◆ Dataset entries ◆
____

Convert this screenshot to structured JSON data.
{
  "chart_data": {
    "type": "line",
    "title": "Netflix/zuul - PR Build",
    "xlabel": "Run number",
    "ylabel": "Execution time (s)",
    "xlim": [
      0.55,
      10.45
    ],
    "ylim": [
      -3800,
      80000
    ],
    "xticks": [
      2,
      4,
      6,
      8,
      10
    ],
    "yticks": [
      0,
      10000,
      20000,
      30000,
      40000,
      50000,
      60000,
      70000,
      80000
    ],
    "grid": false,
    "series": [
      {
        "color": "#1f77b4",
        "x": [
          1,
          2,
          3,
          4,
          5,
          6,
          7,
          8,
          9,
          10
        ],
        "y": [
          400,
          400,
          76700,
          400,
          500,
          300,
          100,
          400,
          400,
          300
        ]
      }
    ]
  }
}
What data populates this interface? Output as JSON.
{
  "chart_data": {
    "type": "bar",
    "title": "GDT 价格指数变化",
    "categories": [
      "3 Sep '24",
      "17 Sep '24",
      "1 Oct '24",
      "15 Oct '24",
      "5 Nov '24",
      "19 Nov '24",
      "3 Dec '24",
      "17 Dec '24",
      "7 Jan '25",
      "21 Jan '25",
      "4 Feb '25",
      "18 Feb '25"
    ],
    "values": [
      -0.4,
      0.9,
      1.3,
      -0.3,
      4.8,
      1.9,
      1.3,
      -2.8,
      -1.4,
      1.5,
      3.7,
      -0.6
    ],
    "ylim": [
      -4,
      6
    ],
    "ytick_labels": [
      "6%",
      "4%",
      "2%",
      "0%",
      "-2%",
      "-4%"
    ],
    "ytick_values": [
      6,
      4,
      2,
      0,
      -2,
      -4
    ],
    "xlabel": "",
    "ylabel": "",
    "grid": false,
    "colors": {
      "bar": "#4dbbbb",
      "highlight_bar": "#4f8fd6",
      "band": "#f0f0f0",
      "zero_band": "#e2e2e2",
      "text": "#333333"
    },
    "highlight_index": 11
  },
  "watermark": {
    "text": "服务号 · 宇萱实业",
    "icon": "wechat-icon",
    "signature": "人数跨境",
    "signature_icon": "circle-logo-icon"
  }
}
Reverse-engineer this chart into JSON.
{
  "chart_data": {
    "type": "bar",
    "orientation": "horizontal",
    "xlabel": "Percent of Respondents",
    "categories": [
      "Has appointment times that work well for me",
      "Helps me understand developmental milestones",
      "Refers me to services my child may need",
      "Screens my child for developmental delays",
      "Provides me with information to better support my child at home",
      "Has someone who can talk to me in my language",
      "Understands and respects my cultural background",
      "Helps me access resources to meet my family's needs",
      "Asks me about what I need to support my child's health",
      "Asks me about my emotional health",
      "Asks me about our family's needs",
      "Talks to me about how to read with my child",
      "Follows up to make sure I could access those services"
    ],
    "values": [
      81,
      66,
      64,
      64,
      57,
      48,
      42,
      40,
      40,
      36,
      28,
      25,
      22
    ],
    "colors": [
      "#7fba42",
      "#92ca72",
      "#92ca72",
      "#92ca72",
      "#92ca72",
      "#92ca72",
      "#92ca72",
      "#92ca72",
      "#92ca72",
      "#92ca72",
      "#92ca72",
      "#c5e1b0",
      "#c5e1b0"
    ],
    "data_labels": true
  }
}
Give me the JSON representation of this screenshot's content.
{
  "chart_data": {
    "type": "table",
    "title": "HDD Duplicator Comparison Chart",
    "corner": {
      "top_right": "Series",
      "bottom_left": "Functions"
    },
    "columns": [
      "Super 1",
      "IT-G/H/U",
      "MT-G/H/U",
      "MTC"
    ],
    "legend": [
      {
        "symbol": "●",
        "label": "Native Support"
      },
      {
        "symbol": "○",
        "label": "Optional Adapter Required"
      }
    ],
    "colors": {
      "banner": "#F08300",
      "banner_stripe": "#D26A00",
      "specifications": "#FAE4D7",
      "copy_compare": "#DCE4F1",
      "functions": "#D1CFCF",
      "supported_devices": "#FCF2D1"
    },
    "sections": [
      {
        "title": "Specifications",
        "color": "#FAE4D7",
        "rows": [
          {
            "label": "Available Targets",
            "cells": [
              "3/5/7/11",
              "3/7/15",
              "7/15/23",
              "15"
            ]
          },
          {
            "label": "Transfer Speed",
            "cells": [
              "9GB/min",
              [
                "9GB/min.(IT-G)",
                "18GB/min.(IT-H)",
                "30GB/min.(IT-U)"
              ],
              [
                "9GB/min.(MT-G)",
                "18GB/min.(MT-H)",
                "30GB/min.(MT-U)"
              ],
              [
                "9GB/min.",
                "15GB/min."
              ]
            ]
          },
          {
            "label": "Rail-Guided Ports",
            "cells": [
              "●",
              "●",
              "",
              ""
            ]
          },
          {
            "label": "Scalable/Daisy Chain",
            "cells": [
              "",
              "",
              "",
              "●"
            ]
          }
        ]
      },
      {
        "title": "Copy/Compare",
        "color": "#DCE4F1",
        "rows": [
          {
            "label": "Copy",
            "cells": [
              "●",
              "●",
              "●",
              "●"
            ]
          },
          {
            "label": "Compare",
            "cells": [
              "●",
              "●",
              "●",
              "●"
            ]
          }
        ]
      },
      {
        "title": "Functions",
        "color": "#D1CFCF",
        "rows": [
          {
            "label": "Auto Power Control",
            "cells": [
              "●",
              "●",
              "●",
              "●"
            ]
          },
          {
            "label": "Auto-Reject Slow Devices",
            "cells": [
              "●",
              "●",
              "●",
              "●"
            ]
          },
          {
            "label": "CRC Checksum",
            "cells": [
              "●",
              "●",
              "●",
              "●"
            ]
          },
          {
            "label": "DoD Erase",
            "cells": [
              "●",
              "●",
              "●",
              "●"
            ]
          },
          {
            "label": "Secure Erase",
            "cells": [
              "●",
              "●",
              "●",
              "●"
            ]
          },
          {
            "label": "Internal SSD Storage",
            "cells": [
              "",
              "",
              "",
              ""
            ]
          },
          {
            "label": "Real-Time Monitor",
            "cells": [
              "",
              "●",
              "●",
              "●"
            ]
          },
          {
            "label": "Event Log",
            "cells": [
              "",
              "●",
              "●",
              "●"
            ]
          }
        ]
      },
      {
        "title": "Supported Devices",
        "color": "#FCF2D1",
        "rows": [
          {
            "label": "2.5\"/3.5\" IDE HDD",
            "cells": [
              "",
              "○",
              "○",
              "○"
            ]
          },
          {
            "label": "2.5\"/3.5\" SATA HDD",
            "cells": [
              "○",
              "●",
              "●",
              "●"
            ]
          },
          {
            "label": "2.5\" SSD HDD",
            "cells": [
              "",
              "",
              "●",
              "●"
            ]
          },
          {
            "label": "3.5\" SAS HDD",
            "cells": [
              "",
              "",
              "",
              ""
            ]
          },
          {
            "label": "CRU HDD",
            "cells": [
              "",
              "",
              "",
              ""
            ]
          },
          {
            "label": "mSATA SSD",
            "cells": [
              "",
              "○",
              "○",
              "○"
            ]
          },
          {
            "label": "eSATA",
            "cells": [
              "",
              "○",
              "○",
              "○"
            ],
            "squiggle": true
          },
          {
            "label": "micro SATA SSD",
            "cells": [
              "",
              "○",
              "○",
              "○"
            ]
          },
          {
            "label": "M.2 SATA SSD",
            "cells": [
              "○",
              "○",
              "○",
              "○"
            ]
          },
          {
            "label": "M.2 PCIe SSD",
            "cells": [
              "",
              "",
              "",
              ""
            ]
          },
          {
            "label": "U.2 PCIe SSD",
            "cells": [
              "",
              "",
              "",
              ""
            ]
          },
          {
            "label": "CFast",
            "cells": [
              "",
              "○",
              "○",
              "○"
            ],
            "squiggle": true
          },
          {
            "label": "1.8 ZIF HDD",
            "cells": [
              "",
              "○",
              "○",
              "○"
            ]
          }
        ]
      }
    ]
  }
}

____

◆ Stated goal ◆
Going through the entries above, report how many lines include the string "Auto". The number alone is the answer.

◆ Problem solution ◆
2